- [WHAT THE TASK ASKS] Retype only what runs from the line that contains "Output the text content of this document." through the last line of the listing below, both lines included.
[START INPUT RECORDS]
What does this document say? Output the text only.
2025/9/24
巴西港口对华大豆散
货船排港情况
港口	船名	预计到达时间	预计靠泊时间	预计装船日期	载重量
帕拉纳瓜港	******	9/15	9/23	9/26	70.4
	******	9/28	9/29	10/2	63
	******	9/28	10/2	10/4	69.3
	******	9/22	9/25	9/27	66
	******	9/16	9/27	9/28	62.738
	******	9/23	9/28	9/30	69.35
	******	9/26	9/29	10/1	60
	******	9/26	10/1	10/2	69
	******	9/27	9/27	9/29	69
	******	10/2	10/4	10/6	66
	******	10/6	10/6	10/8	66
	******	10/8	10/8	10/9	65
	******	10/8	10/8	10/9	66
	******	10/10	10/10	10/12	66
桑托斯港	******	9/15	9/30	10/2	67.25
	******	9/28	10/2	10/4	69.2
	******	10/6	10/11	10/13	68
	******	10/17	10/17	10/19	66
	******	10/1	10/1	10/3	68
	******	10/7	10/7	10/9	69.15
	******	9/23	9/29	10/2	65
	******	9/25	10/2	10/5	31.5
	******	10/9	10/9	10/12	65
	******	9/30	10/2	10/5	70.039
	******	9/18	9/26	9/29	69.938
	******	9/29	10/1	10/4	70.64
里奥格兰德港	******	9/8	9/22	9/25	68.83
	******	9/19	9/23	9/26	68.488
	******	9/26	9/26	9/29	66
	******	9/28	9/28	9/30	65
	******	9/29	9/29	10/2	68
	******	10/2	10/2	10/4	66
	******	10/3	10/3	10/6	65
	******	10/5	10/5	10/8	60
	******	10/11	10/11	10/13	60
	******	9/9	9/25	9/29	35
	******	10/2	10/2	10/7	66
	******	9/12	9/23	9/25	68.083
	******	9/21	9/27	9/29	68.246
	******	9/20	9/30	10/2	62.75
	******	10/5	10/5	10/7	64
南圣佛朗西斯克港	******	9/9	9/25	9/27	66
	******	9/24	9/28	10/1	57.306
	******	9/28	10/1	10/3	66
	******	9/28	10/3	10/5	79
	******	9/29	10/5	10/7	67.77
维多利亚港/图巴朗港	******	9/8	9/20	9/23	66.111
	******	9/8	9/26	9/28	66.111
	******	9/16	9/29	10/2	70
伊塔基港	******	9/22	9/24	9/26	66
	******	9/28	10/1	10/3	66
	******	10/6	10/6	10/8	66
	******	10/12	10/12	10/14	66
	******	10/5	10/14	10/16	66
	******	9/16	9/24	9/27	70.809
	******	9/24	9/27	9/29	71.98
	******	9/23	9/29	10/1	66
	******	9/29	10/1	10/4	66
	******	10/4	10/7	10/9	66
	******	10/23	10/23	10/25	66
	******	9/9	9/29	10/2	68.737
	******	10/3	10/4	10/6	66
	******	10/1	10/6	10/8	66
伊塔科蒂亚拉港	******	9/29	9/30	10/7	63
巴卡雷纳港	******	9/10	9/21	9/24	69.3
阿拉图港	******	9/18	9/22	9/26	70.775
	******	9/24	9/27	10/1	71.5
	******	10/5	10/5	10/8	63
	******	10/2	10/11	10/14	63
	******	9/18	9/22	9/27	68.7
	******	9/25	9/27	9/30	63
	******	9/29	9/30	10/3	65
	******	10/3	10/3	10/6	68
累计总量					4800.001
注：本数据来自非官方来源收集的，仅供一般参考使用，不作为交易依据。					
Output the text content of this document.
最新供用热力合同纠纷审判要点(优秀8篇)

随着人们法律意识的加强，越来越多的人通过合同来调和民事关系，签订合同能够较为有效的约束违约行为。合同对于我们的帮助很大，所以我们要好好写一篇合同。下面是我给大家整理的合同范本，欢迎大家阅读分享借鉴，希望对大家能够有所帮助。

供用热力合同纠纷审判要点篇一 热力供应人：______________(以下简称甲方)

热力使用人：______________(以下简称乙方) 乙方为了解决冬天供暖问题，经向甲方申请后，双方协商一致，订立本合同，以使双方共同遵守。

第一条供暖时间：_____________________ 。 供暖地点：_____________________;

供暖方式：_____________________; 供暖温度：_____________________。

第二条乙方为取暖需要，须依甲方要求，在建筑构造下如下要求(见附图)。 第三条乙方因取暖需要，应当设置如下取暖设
[END INPUT RECORDS]
- [TASK RESPONSE]
Output the text content of this document.
最新供用热力合同纠纷审判要点(优秀8篇)

随着人们法律意识的加强，越来越多的人通过合同来调和民事关系，签订合同能够较为有效的约束违约行为。合同对于我们的帮助很大，所以我们要好好写一篇合同。下面是我给大家整理的合同范本，欢迎大家阅读分享借鉴，希望对大家能够有所帮助。

供用热力合同纠纷审判要点篇一 热力供应人：______________(以下简称甲方)

热力使用人：______________(以下简称乙方) 乙方为了解决冬天供暖问题，经向甲方申请后，双方协商一致，订立本合同，以使双方共同遵守。

第一条供暖时间：_____________________ 。 供暖地点：_____________________;

供暖方式：_____________________; 供暖温度：_____________________。

第二条乙方为取暖需要，须依甲方要求，在建筑构造下如下要求(见附图)。 第三条乙方因取暖需要，应当设置如下取暖设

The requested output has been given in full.